Extracted data entries:
---*---
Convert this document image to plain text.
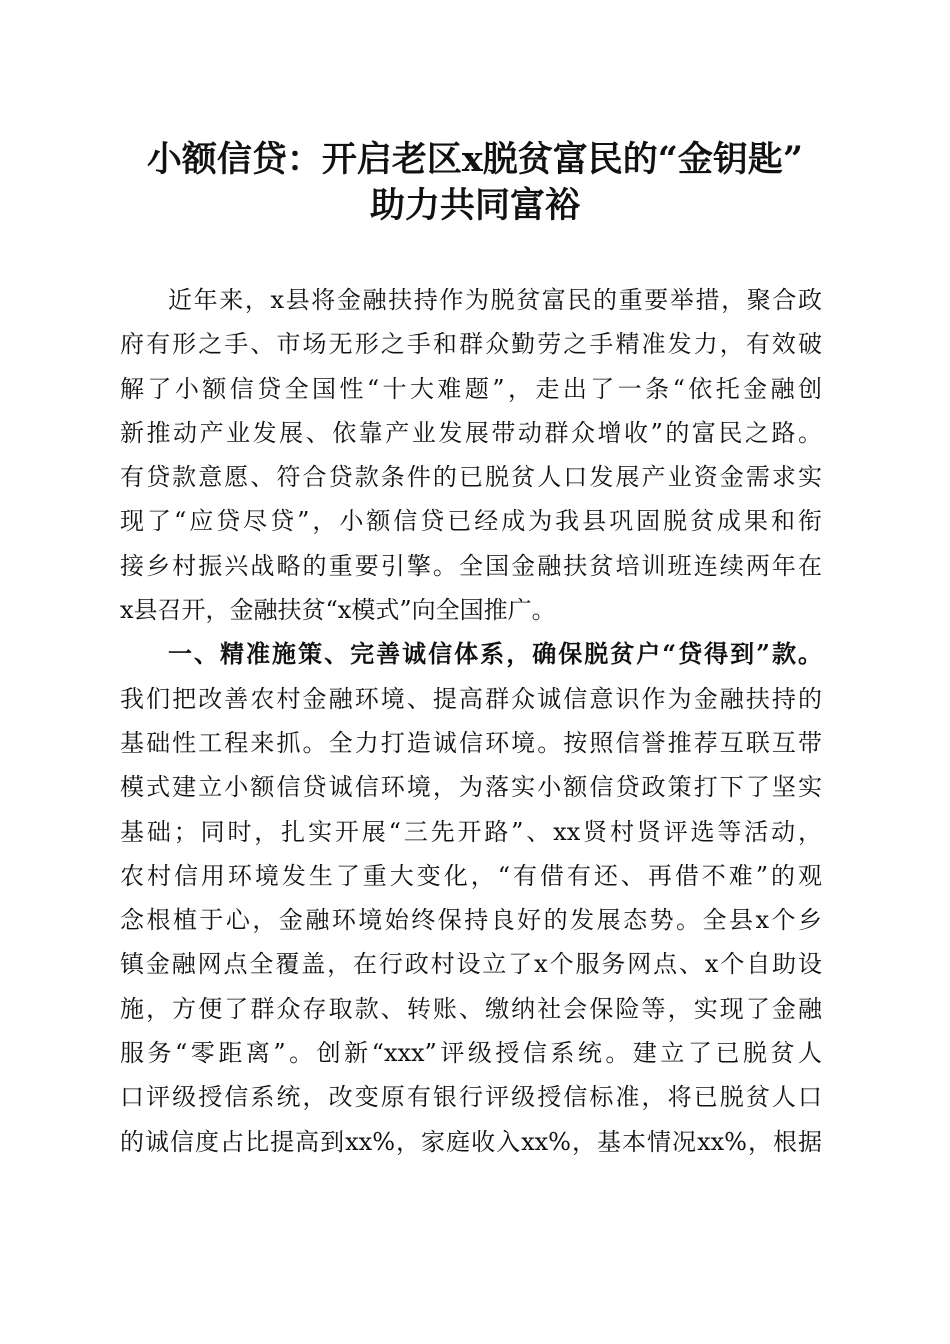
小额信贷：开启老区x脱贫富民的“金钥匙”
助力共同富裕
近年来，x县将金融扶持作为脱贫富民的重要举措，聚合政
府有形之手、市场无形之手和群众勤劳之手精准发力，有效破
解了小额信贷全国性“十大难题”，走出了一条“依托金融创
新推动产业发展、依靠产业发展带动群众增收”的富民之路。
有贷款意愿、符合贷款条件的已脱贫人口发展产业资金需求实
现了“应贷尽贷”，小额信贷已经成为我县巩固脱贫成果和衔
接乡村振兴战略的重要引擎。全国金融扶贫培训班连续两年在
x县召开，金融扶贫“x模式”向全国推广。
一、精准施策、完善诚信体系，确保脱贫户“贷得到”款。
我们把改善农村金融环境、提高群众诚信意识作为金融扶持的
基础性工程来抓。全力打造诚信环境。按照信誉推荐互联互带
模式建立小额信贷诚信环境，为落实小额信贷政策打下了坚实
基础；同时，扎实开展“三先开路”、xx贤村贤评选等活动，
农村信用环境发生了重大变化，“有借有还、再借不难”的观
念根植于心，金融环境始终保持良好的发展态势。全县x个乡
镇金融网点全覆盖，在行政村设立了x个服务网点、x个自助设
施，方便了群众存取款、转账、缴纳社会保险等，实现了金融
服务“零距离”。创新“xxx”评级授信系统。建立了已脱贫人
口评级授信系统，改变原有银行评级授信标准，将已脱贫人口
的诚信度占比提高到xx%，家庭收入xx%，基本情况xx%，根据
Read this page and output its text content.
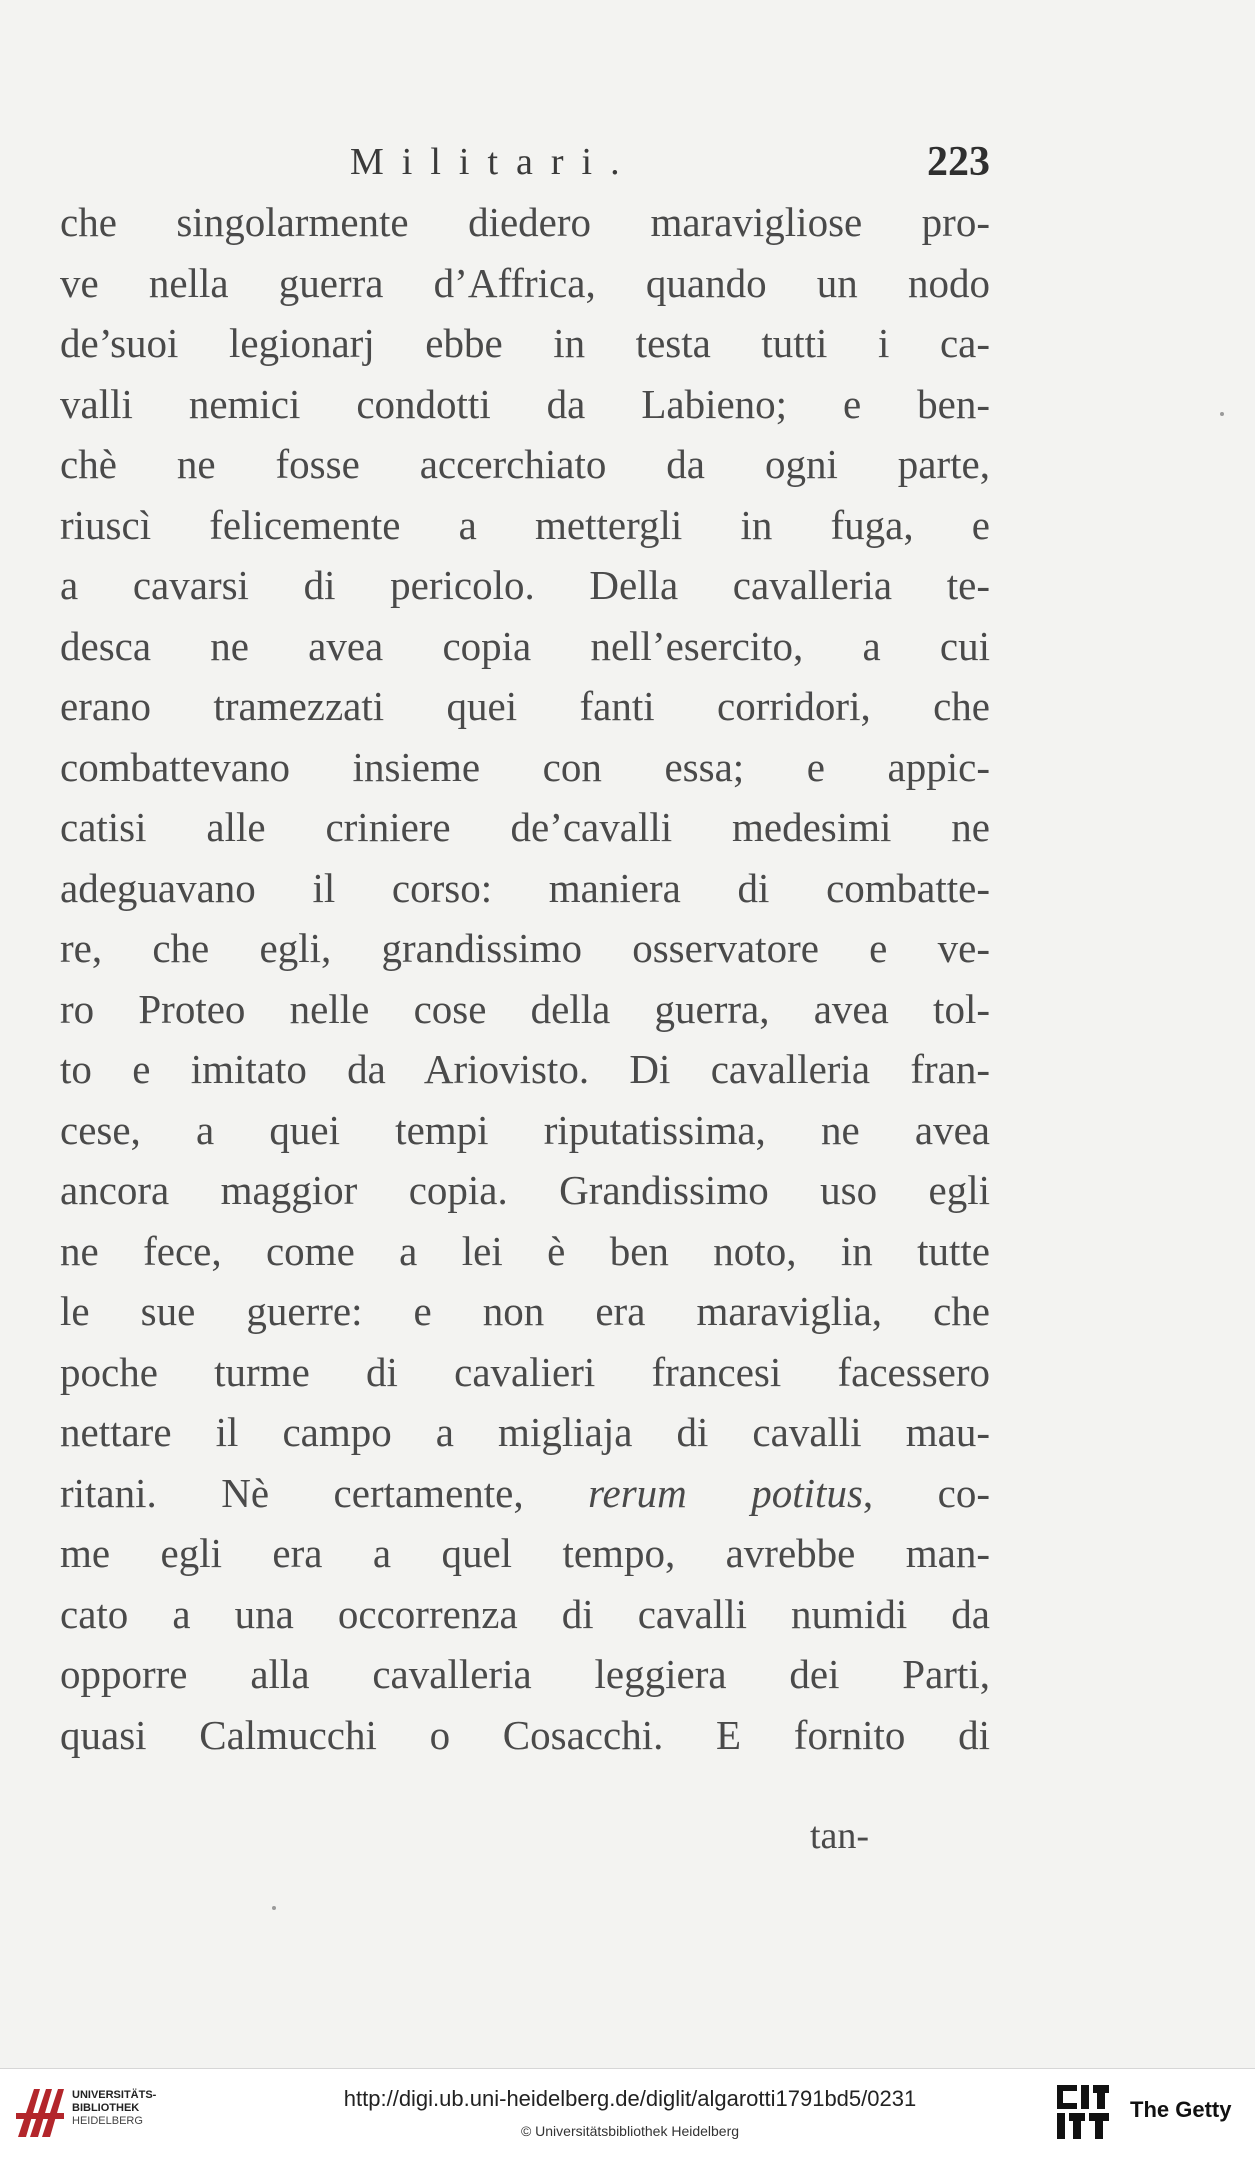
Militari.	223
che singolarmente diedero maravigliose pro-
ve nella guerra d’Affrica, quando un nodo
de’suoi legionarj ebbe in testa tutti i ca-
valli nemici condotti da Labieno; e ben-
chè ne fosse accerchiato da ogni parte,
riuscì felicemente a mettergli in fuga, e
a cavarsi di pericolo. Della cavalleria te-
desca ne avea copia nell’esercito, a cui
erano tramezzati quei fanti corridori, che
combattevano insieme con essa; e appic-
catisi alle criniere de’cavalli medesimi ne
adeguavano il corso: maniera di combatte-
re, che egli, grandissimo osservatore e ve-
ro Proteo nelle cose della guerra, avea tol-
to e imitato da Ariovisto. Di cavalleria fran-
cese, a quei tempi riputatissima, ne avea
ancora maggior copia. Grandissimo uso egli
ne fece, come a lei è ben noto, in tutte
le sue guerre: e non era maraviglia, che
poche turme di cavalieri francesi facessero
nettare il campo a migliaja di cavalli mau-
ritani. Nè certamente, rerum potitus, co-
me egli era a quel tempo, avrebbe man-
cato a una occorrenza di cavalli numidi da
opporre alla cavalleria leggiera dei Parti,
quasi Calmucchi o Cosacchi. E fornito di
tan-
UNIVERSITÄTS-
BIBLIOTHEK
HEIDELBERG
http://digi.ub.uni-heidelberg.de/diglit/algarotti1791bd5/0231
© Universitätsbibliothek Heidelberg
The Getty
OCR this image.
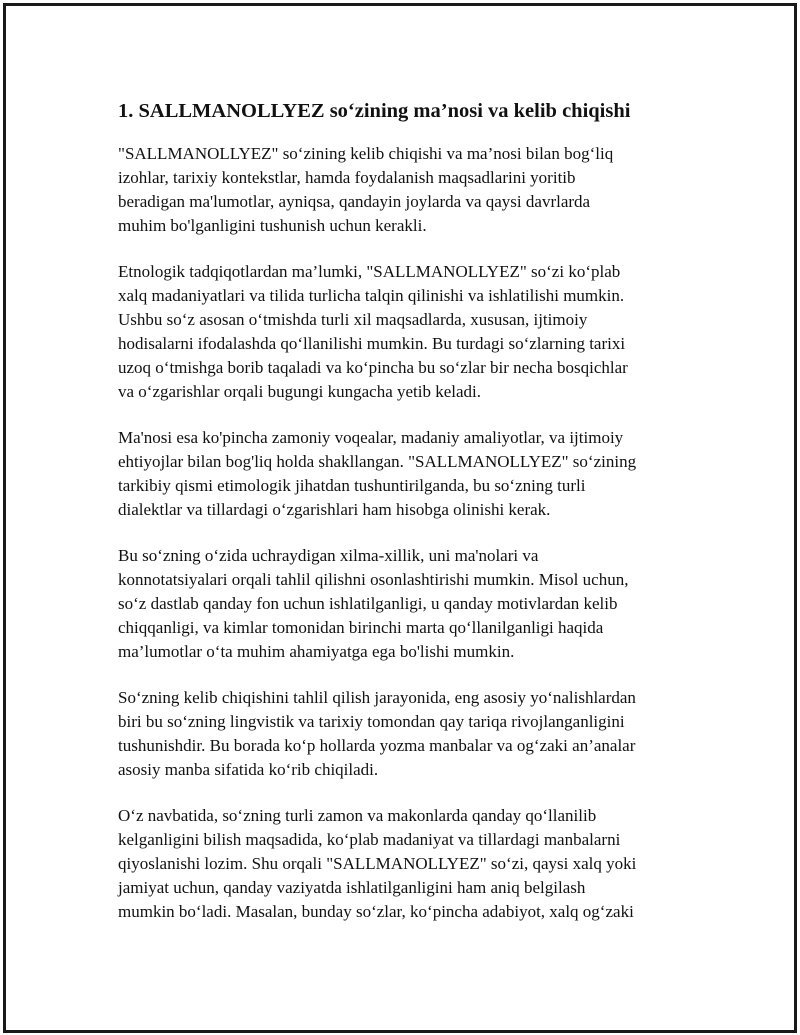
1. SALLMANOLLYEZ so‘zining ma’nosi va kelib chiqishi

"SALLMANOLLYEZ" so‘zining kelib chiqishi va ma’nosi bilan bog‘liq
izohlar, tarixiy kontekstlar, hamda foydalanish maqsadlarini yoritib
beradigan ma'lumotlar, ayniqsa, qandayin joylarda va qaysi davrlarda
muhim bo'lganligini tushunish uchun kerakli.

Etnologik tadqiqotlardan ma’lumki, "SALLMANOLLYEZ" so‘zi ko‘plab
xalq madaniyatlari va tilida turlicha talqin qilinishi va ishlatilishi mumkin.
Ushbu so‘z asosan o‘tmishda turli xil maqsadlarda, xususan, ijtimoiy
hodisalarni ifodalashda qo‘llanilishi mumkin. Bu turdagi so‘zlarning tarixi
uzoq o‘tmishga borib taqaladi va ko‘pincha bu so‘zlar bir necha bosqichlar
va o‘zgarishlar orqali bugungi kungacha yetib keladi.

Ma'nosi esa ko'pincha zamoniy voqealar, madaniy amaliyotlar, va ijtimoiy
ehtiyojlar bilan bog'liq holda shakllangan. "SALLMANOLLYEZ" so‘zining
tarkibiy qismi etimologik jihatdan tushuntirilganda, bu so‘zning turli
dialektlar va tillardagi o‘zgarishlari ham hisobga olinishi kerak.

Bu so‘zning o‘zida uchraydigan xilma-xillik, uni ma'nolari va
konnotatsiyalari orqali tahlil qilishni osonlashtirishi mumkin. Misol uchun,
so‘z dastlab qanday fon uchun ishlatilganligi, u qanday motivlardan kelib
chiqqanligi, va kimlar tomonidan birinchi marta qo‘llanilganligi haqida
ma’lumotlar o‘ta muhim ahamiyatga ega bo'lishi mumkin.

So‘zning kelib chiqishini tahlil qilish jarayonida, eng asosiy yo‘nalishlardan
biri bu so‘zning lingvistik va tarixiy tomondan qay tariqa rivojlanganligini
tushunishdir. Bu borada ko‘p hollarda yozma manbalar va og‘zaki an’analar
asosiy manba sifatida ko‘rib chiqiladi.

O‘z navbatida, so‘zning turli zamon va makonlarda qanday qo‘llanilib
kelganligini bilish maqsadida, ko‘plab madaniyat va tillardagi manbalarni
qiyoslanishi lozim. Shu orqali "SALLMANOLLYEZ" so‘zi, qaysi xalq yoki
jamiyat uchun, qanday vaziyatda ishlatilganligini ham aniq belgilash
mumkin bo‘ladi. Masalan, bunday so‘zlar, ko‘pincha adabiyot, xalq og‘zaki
---*---
- [REQUEST]: Go through the listing above and write it all out exactly, leaving out any picture.

- [COMPLETE ANSWER]:
Convert this document image to plain text.
小额信贷：开启老区x脱贫富民的“金钥匙”
助力共同富裕
近年来，x县将金融扶持作为脱贫富民的重要举措，聚合政
府有形之手、市场无形之手和群众勤劳之手精准发力，有效破
解了小额信贷全国性“十大难题”，走出了一条“依托金融创
新推动产业发展、依靠产业发展带动群众增收”的富民之路。
有贷款意愿、符合贷款条件的已脱贫人口发展产业资金需求实
现了“应贷尽贷”，小额信贷已经成为我县巩固脱贫成果和衔
接乡村振兴战略的重要引擎。全国金融扶贫培训班连续两年在
x县召开，金融扶贫“x模式”向全国推广。
一、精准施策、完善诚信体系，确保脱贫户“贷得到”款。
我们把改善农村金融环境、提高群众诚信意识作为金融扶持的
基础性工程来抓。全力打造诚信环境。按照信誉推荐互联互带
模式建立小额信贷诚信环境，为落实小额信贷政策打下了坚实
基础；同时，扎实开展“三先开路”、xx贤村贤评选等活动，
农村信用环境发生了重大变化，“有借有还、再借不难”的观
念根植于心，金融环境始终保持良好的发展态势。全县x个乡
镇金融网点全覆盖，在行政村设立了x个服务网点、x个自助设
施，方便了群众存取款、转账、缴纳社会保险等，实现了金融
服务“零距离”。创新“xxx”评级授信系统。建立了已脱贫人
口评级授信系统，改变原有银行评级授信标准，将已脱贫人口
的诚信度占比提高到xx%，家庭收入xx%，基本情况xx%，根据
Read this page and output its text content.
Militari.	223
che singolarmente diedero maravigliose pro-
ve nella guerra d’Affrica, quando un nodo
de’suoi legionarj ebbe in testa tutti i ca-
valli nemici condotti da Labieno; e ben-
chè ne fosse accerchiato da ogni parte,
riuscì felicemente a mettergli in fuga, e
a cavarsi di pericolo. Della cavalleria te-
desca ne avea copia nell’esercito, a cui
erano tramezzati quei fanti corridori, che
combattevano insieme con essa; e appic-
catisi alle criniere de’cavalli medesimi ne
adeguavano il corso: maniera di combatte-
re, che egli, grandissimo osservatore e ve-
ro Proteo nelle cose della guerra, avea tol-
to e imitato da Ariovisto. Di cavalleria fran-
cese, a quei tempi riputatissima, ne avea
ancora maggior copia. Grandissimo uso egli
ne fece, come a lei è ben noto, in tutte
le sue guerre: e non era maraviglia, che
poche turme di cavalieri francesi facessero
nettare il campo a migliaja di cavalli mau-
ritani. Nè certamente, rerum potitus, co-
me egli era a quel tempo, avrebbe man-
cato a una occorrenza di cavalli numidi da
opporre alla cavalleria leggiera dei Parti,
quasi Calmucchi o Cosacchi. E fornito di
tan-
UNIVERSITÄTS-
BIBLIOTHEK
HEIDELBERG
http://digi.ub.uni-heidelberg.de/diglit/algarotti1791bd5/0231
© Universitätsbibliothek Heidelberg
The Getty
OCR this image.
1. SALLMANOLLYEZ so‘zining ma’nosi va kelib chiqishi

"SALLMANOLLYEZ" so‘zining kelib chiqishi va ma’nosi bilan bog‘liq
izohlar, tarixiy kontekstlar, hamda foydalanish maqsadlarini yoritib
beradigan ma'lumotlar, ayniqsa, qandayin joylarda va qaysi davrlarda
muhim bo'lganligini tushunish uchun kerakli.

Etnologik tadqiqotlardan ma’lumki, "SALLMANOLLYEZ" so‘zi ko‘plab
xalq madaniyatlari va tilida turlicha talqin qilinishi va ishlatilishi mumkin.
Ushbu so‘z asosan o‘tmishda turli xil maqsadlarda, xususan, ijtimoiy
hodisalarni ifodalashda qo‘llanilishi mumkin. Bu turdagi so‘zlarning tarixi
uzoq o‘tmishga borib taqaladi va ko‘pincha bu so‘zlar bir necha bosqichlar
va o‘zgarishlar orqali bugungi kungacha yetib keladi.

Ma'nosi esa ko'pincha zamoniy voqealar, madaniy amaliyotlar, va ijtimoiy
ehtiyojlar bilan bog'liq holda shakllangan. "SALLMANOLLYEZ" so‘zining
tarkibiy qismi etimologik jihatdan tushuntirilganda, bu so‘zning turli
dialektlar va tillardagi o‘zgarishlari ham hisobga olinishi kerak.

Bu so‘zning o‘zida uchraydigan xilma-xillik, uni ma'nolari va
konnotatsiyalari orqali tahlil qilishni osonlashtirishi mumkin. Misol uchun,
so‘z dastlab qanday fon uchun ishlatilganligi, u qanday motivlardan kelib
chiqqanligi, va kimlar tomonidan birinchi marta qo‘llanilganligi haqida
ma’lumotlar o‘ta muhim ahamiyatga ega bo'lishi mumkin.

So‘zning kelib chiqishini tahlil qilish jarayonida, eng asosiy yo‘nalishlardan
biri bu so‘zning lingvistik va tarixiy tomondan qay tariqa rivojlanganligini
tushunishdir. Bu borada ko‘p hollarda yozma manbalar va og‘zaki an’analar
asosiy manba sifatida ko‘rib chiqiladi.

O‘z navbatida, so‘zning turli zamon va makonlarda qanday qo‘llanilib
kelganligini bilish maqsadida, ko‘plab madaniyat va tillardagi manbalarni
qiyoslanishi lozim. Shu orqali "SALLMANOLLYEZ" so‘zi, qaysi xalq yoki
jamiyat uchun, qanday vaziyatda ishlatilganligini ham aniq belgilash
mumkin bo‘ladi. Masalan, bunday so‘zlar, ko‘pincha adabiyot, xalq og‘zaki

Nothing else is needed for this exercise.